SHORT TASK: Reproduce the listing below exactly, minus its pictures.

───── RECORDS

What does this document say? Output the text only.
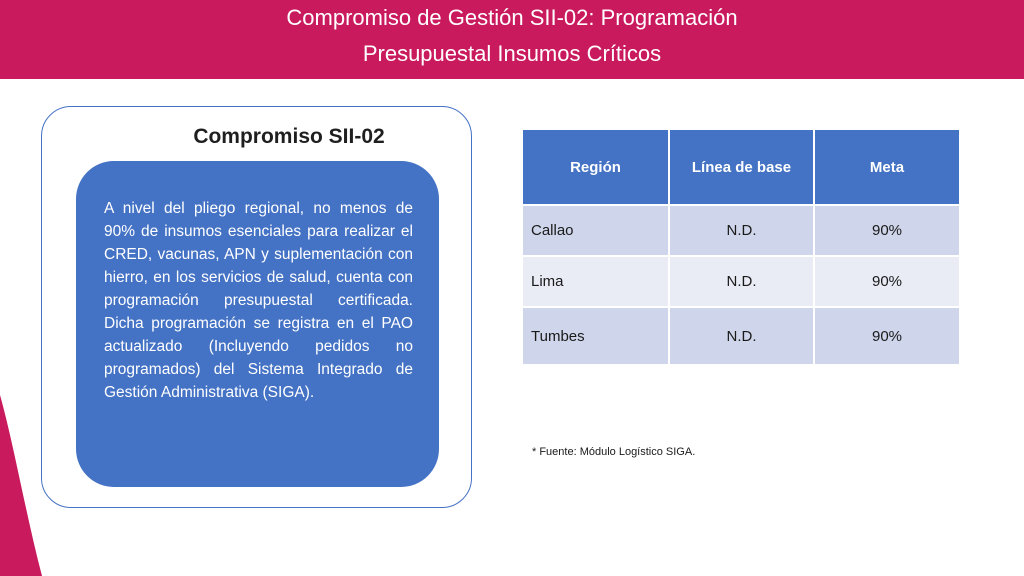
Compromiso de Gestión SII-02: Programación
Presupuestal Insumos Críticos
Compromiso SII-02
A nivel del pliego regional, no menos de 90% de insumos esenciales para realizar el CRED, vacunas, APN y suplementación con hierro, en los servicios de salud, cuenta con programación presupuestal certificada. Dicha programación se registra en el PAO actualizado (Incluyendo pedidos no programados) del Sistema Integrado de Gestión Administrativa (SIGA).
Región	Línea de base	Meta
Callao	N.D.	90%
Lima	N.D.	90%
Tumbes	N.D.	90%
* Fuente: Módulo Logístico SIGA.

──────────

OUTPUT OF THE TASK:
What does this document say? Output the text only.
Compromiso de Gestión SII-02: Programación
Presupuestal Insumos Críticos
Compromiso SII-02
A nivel del pliego regional, no menos de 90% de insumos esenciales para realizar el CRED, vacunas, APN y suplementación con hierro, en los servicios de salud, cuenta con programación presupuestal certificada. Dicha programación se registra en el PAO actualizado (Incluyendo pedidos no programados) del Sistema Integrado de Gestión Administrativa (SIGA).
Región	Línea de base	Meta
Callao	N.D.	90%
Lima	N.D.	90%
Tumbes	N.D.	90%
* Fuente: Módulo Logístico SIGA.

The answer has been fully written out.